## What the task asks
Go through the entries below and write each one out exactly.

## Information given
———
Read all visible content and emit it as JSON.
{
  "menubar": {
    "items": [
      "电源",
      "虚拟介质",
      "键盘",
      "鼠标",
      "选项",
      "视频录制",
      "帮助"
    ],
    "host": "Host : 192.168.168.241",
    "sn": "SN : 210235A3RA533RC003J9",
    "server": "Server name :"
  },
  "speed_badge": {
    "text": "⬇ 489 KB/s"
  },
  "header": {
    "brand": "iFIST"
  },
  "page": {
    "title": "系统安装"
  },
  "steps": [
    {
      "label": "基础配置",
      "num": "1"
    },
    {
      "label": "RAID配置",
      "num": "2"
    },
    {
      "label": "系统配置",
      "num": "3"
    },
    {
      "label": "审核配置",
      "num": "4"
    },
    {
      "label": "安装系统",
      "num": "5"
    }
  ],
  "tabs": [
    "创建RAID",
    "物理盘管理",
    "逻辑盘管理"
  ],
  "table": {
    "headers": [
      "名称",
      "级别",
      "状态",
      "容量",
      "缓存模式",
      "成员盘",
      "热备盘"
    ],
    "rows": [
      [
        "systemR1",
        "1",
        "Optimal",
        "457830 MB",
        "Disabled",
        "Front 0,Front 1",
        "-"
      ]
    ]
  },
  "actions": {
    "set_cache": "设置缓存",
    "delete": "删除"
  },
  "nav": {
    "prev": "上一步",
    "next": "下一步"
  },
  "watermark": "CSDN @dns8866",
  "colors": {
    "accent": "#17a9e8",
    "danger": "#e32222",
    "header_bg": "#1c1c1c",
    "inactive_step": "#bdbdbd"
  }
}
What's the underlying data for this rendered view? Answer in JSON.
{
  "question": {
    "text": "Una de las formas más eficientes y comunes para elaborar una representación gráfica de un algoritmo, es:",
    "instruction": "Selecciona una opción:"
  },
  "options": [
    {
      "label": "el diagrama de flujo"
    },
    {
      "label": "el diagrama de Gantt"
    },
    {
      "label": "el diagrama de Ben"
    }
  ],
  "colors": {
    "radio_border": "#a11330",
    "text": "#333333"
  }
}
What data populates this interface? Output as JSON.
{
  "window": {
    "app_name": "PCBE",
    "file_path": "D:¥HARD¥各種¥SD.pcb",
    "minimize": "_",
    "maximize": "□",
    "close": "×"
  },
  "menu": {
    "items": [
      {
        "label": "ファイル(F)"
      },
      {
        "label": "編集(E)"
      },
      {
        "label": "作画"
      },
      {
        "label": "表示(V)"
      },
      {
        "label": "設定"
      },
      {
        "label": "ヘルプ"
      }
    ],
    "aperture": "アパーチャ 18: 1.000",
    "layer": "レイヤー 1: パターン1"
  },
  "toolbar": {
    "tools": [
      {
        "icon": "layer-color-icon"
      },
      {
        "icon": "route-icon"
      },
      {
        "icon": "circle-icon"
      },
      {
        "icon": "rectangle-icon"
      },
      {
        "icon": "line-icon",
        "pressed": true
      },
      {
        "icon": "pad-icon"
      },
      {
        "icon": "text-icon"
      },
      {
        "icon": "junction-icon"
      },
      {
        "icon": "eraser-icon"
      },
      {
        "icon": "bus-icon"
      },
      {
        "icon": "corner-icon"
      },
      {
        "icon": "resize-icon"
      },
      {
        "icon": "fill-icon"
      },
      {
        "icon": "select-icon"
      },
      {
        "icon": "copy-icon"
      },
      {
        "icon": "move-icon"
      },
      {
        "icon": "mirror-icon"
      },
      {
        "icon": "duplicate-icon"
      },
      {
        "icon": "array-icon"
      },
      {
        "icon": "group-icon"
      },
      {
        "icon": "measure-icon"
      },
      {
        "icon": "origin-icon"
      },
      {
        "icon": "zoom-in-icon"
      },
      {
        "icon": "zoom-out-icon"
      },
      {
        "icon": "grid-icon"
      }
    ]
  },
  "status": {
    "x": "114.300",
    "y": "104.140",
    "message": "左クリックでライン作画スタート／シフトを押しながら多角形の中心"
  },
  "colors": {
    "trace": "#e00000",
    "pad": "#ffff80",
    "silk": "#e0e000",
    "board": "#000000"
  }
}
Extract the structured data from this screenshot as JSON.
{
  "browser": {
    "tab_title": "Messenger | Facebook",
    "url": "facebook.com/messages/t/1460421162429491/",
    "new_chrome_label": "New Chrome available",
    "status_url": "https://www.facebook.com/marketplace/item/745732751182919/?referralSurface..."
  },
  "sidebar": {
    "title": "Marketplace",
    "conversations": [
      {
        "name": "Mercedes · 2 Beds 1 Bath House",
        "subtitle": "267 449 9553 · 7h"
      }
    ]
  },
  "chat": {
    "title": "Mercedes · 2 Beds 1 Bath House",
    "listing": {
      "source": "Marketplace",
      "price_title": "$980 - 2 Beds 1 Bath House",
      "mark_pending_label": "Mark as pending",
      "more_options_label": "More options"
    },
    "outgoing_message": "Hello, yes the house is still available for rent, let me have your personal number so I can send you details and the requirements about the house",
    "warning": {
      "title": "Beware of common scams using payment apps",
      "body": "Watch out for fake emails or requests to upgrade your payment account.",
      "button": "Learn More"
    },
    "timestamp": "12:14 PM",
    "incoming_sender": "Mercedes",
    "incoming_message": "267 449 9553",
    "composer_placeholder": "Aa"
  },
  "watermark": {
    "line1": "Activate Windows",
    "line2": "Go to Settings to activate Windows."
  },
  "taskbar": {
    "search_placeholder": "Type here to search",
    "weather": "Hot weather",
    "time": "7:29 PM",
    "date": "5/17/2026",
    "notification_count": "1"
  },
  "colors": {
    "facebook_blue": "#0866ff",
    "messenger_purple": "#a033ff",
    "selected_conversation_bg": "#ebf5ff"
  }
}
———
## Response
Read all visible content and emit it as JSON.
{
  "menubar": {
    "items": [
      "电源",
      "虚拟介质",
      "键盘",
      "鼠标",
      "选项",
      "视频录制",
      "帮助"
    ],
    "host": "Host : 192.168.168.241",
    "sn": "SN : 210235A3RA533RC003J9",
    "server": "Server name :"
  },
  "speed_badge": {
    "text": "⬇ 489 KB/s"
  },
  "header": {
    "brand": "iFIST"
  },
  "page": {
    "title": "系统安装"
  },
  "steps": [
    {
      "label": "基础配置",
      "num": "1"
    },
    {
      "label": "RAID配置",
      "num": "2"
    },
    {
      "label": "系统配置",
      "num": "3"
    },
    {
      "label": "审核配置",
      "num": "4"
    },
    {
      "label": "安装系统",
      "num": "5"
    }
  ],
  "tabs": [
    "创建RAID",
    "物理盘管理",
    "逻辑盘管理"
  ],
  "table": {
    "headers": [
      "名称",
      "级别",
      "状态",
      "容量",
      "缓存模式",
      "成员盘",
      "热备盘"
    ],
    "rows": [
      [
        "systemR1",
        "1",
        "Optimal",
        "457830 MB",
        "Disabled",
        "Front 0,Front 1",
        "-"
      ]
    ]
  },
  "actions": {
    "set_cache": "设置缓存",
    "delete": "删除"
  },
  "nav": {
    "prev": "上一步",
    "next": "下一步"
  },
  "watermark": "CSDN @dns8866",
  "colors": {
    "accent": "#17a9e8",
    "danger": "#e32222",
    "header_bg": "#1c1c1c",
    "inactive_step": "#bdbdbd"
  }
}
What's the underlying data for this rendered view? Answer in JSON.
{
  "question": {
    "text": "Una de las formas más eficientes y comunes para elaborar una representación gráfica de un algoritmo, es:",
    "instruction": "Selecciona una opción:"
  },
  "options": [
    {
      "label": "el diagrama de flujo"
    },
    {
      "label": "el diagrama de Gantt"
    },
    {
      "label": "el diagrama de Ben"
    }
  ],
  "colors": {
    "radio_border": "#a11330",
    "text": "#333333"
  }
}
What data populates this interface? Output as JSON.
{
  "window": {
    "app_name": "PCBE",
    "file_path": "D:¥HARD¥各種¥SD.pcb",
    "minimize": "_",
    "maximize": "□",
    "close": "×"
  },
  "menu": {
    "items": [
      {
        "label": "ファイル(F)"
      },
      {
        "label": "編集(E)"
      },
      {
        "label": "作画"
      },
      {
        "label": "表示(V)"
      },
      {
        "label": "設定"
      },
      {
        "label": "ヘルプ"
      }
    ],
    "aperture": "アパーチャ 18: 1.000",
    "layer": "レイヤー 1: パターン1"
  },
  "toolbar": {
    "tools": [
      {
        "icon": "layer-color-icon"
      },
      {
        "icon": "route-icon"
      },
      {
        "icon": "circle-icon"
      },
      {
        "icon": "rectangle-icon"
      },
      {
        "icon": "line-icon",
        "pressed": true
      },
      {
        "icon": "pad-icon"
      },
      {
        "icon": "text-icon"
      },
      {
        "icon": "junction-icon"
      },
      {
        "icon": "eraser-icon"
      },
      {
        "icon": "bus-icon"
      },
      {
        "icon": "corner-icon"
      },
      {
        "icon": "resize-icon"
      },
      {
        "icon": "fill-icon"
      },
      {
        "icon": "select-icon"
      },
      {
        "icon": "copy-icon"
      },
      {
        "icon": "move-icon"
      },
      {
        "icon": "mirror-icon"
      },
      {
        "icon": "duplicate-icon"
      },
      {
        "icon": "array-icon"
      },
      {
        "icon": "group-icon"
      },
      {
        "icon": "measure-icon"
      },
      {
        "icon": "origin-icon"
      },
      {
        "icon": "zoom-in-icon"
      },
      {
        "icon": "zoom-out-icon"
      },
      {
        "icon": "grid-icon"
      }
    ]
  },
  "status": {
    "x": "114.300",
    "y": "104.140",
    "message": "左クリックでライン作画スタート／シフトを押しながら多角形の中心"
  },
  "colors": {
    "trace": "#e00000",
    "pad": "#ffff80",
    "silk": "#e0e000",
    "board": "#000000"
  }
}
Extract the structured data from this screenshot as JSON.
{
  "browser": {
    "tab_title": "Messenger | Facebook",
    "url": "facebook.com/messages/t/1460421162429491/",
    "new_chrome_label": "New Chrome available",
    "status_url": "https://www.facebook.com/marketplace/item/745732751182919/?referralSurface..."
  },
  "sidebar": {
    "title": "Marketplace",
    "conversations": [
      {
        "name": "Mercedes · 2 Beds 1 Bath House",
        "subtitle": "267 449 9553 · 7h"
      }
    ]
  },
  "chat": {
    "title": "Mercedes · 2 Beds 1 Bath House",
    "listing": {
      "source": "Marketplace",
      "price_title": "$980 - 2 Beds 1 Bath House",
      "mark_pending_label": "Mark as pending",
      "more_options_label": "More options"
    },
    "outgoing_message": "Hello, yes the house is still available for rent, let me have your personal number so I can send you details and the requirements about the house",
    "warning": {
      "title": "Beware of common scams using payment apps",
      "body": "Watch out for fake emails or requests to upgrade your payment account.",
      "button": "Learn More"
    },
    "timestamp": "12:14 PM",
    "incoming_sender": "Mercedes",
    "incoming_message": "267 449 9553",
    "composer_placeholder": "Aa"
  },
  "watermark": {
    "line1": "Activate Windows",
    "line2": "Go to Settings to activate Windows."
  },
  "taskbar": {
    "search_placeholder": "Type here to search",
    "weather": "Hot weather",
    "time": "7:29 PM",
    "date": "5/17/2026",
    "notification_count": "1"
  },
  "colors": {
    "facebook_blue": "#0866ff",
    "messenger_purple": "#a033ff",
    "selected_conversation_bg": "#ebf5ff"
  }
}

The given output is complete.